Entries from a visual dataset:

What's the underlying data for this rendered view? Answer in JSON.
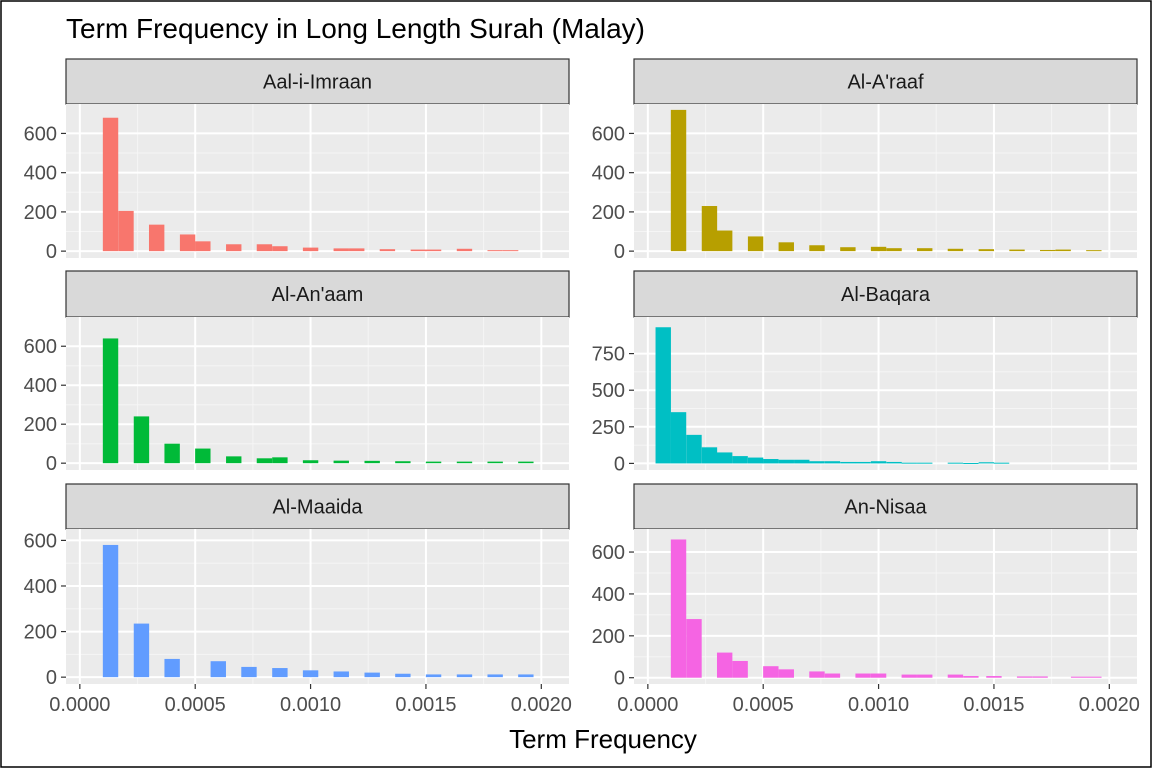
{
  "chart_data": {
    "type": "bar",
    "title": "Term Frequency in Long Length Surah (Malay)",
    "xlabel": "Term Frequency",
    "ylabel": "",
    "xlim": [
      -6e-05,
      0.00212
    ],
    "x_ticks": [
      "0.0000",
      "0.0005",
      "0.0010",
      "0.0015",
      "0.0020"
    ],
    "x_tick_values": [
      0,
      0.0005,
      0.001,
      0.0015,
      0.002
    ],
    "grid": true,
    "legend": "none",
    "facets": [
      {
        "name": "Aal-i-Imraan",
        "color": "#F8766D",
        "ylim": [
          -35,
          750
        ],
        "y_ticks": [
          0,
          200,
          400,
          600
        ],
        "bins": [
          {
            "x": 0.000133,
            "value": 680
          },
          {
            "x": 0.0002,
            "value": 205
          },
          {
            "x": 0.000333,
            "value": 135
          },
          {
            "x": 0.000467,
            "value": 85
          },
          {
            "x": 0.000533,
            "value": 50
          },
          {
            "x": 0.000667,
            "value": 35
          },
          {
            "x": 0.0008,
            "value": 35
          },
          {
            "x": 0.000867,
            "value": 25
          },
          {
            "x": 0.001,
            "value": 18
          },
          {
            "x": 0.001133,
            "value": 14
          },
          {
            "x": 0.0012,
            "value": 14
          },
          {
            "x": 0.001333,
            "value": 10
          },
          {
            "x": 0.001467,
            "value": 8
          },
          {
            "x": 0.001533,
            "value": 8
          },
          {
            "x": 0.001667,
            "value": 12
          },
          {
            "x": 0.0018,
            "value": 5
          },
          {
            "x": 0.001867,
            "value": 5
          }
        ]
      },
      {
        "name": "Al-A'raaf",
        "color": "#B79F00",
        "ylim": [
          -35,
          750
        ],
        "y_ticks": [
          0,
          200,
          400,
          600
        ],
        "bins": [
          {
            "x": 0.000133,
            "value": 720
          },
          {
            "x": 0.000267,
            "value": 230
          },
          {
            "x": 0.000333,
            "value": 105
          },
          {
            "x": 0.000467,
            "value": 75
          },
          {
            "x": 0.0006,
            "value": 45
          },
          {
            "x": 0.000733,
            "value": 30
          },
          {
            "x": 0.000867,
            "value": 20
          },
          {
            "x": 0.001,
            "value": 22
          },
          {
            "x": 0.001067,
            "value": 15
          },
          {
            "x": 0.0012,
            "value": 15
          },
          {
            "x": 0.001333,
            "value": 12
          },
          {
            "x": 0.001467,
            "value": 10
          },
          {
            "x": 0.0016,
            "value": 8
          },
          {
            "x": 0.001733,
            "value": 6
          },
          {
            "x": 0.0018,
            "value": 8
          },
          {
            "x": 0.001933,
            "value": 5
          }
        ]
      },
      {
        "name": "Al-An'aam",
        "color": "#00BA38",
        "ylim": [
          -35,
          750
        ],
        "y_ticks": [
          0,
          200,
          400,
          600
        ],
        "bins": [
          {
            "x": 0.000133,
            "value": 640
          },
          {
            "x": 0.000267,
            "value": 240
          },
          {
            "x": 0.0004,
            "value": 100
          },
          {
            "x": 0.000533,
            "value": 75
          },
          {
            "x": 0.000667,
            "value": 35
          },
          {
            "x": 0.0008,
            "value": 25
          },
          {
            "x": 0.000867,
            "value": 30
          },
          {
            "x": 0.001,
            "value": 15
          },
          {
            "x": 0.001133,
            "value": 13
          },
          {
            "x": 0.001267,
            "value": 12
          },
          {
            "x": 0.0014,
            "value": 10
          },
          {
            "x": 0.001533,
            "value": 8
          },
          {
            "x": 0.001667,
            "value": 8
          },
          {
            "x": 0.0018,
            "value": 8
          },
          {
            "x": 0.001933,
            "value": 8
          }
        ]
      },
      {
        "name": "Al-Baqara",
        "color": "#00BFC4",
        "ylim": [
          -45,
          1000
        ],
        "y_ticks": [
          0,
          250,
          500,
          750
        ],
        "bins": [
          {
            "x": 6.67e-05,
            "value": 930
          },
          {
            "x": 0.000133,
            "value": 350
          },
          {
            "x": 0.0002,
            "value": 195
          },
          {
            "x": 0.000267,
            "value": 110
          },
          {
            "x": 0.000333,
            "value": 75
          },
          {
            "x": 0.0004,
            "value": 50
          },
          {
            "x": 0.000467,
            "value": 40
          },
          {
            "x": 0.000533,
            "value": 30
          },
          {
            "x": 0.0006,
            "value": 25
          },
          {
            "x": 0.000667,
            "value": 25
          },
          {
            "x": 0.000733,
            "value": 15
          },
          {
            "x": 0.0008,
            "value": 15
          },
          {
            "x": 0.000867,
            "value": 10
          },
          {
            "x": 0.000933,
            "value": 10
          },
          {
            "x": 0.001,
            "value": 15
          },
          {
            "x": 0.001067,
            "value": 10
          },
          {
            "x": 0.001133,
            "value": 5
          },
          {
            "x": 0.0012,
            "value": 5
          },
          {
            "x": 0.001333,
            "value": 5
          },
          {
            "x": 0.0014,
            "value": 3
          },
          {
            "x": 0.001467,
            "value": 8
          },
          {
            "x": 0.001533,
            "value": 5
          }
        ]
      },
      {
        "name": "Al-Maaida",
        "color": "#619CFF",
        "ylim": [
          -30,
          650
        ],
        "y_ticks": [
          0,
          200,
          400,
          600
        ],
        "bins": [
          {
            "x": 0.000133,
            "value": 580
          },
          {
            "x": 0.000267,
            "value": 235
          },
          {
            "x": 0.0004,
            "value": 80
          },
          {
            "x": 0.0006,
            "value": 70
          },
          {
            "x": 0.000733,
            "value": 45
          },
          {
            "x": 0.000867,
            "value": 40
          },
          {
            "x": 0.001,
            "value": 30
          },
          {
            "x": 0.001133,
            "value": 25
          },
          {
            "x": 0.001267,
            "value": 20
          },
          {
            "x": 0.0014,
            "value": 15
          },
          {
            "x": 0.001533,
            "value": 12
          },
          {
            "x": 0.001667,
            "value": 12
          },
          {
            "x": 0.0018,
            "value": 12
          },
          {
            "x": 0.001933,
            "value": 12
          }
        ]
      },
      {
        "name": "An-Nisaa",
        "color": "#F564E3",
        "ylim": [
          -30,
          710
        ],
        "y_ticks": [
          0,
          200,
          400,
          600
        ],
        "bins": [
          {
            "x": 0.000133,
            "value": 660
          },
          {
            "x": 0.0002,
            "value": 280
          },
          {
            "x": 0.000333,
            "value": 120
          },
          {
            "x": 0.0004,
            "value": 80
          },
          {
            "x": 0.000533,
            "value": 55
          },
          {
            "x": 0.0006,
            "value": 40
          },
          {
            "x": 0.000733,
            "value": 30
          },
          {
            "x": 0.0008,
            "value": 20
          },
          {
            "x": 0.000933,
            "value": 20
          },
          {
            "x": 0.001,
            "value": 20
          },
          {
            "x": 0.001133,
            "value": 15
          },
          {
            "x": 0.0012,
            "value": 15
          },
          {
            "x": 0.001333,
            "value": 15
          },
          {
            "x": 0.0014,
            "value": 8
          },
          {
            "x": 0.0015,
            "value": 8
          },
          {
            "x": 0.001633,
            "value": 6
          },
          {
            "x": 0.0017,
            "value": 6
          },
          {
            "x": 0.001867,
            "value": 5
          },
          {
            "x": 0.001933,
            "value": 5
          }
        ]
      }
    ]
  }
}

--

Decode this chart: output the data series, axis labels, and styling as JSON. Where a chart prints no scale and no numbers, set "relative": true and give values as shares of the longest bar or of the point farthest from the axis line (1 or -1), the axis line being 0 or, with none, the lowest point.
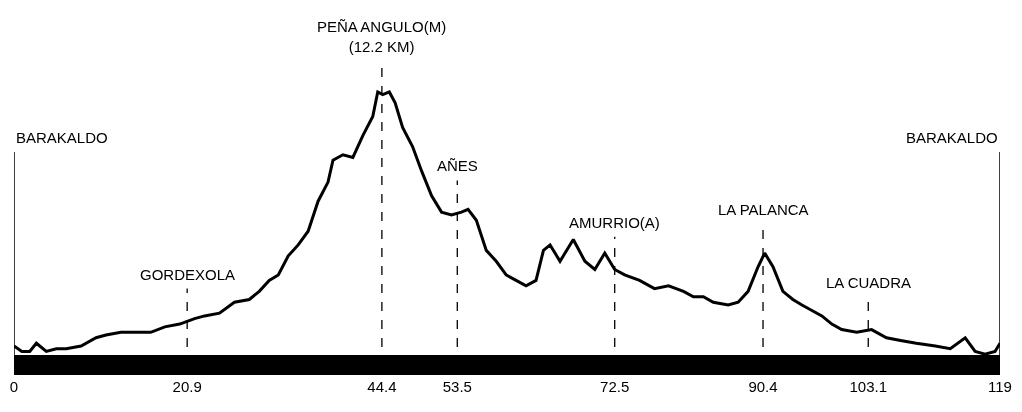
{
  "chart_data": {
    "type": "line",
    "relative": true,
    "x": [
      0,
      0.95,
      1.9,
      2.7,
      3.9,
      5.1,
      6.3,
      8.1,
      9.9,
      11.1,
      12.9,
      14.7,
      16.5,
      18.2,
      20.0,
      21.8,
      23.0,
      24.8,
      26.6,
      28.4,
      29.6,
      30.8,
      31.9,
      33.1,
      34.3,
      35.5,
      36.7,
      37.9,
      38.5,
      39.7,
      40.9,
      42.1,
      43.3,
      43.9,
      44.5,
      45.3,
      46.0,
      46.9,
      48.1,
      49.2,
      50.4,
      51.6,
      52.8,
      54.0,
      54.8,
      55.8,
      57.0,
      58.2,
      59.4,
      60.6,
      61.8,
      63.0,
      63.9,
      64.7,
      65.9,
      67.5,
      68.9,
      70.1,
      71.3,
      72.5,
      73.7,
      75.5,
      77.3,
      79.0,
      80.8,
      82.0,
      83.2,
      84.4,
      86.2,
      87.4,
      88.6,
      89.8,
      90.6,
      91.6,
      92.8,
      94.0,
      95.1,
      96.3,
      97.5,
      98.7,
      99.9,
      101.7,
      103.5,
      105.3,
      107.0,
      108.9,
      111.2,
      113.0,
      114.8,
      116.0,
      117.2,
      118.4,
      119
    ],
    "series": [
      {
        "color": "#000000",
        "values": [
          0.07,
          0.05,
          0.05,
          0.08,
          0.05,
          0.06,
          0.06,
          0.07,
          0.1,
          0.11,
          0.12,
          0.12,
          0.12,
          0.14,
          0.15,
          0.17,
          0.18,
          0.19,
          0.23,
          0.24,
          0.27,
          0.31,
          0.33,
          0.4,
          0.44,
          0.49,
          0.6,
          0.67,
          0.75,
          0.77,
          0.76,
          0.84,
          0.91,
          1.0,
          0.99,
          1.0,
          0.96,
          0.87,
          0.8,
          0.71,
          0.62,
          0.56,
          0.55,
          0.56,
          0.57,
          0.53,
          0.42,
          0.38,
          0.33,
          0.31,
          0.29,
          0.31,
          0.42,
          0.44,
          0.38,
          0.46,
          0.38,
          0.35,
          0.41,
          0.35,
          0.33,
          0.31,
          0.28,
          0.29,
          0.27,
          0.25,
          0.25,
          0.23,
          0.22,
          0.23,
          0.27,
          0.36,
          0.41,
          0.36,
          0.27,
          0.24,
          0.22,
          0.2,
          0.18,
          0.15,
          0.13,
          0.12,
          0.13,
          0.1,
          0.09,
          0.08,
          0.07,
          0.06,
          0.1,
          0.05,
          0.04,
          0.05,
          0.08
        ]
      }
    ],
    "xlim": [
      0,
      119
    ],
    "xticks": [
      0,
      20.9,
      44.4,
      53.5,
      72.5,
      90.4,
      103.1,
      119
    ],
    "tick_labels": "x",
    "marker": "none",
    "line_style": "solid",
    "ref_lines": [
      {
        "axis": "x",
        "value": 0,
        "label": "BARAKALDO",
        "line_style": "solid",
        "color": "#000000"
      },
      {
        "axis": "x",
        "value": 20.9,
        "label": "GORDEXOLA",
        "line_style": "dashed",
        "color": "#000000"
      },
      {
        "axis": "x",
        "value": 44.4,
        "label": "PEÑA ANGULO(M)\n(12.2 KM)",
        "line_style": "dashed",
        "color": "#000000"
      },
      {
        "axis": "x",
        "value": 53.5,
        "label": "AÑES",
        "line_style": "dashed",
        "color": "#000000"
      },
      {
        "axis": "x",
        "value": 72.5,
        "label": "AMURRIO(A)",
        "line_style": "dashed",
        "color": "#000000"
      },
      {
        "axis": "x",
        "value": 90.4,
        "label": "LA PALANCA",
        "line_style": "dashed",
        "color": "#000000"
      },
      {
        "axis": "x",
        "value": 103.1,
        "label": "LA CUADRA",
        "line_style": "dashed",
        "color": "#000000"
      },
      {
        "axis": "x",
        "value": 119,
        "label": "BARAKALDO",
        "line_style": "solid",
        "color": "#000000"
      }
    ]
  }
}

==

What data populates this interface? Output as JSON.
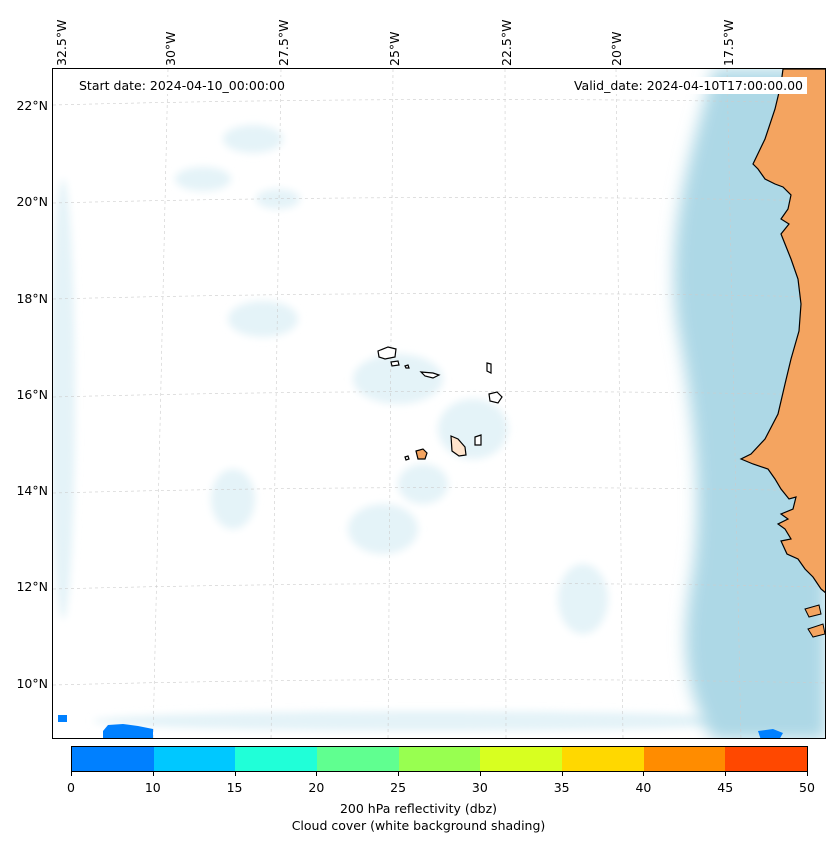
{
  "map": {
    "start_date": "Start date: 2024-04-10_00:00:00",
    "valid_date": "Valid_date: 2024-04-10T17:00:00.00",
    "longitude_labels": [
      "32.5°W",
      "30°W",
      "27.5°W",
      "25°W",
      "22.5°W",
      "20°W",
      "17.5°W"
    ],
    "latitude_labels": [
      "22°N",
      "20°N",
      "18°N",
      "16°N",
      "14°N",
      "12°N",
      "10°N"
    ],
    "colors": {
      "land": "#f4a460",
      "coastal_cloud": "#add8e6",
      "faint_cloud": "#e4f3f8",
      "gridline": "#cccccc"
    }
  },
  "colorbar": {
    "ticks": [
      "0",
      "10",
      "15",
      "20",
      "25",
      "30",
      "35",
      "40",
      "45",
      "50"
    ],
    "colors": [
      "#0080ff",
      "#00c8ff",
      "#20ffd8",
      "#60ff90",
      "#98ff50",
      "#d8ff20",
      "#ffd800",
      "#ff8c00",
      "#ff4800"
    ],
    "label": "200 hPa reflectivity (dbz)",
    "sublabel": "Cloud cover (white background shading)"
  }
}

Directions - Only the number is wanted: how many lines in the data include the string "name"?

Reply to the exercise - 6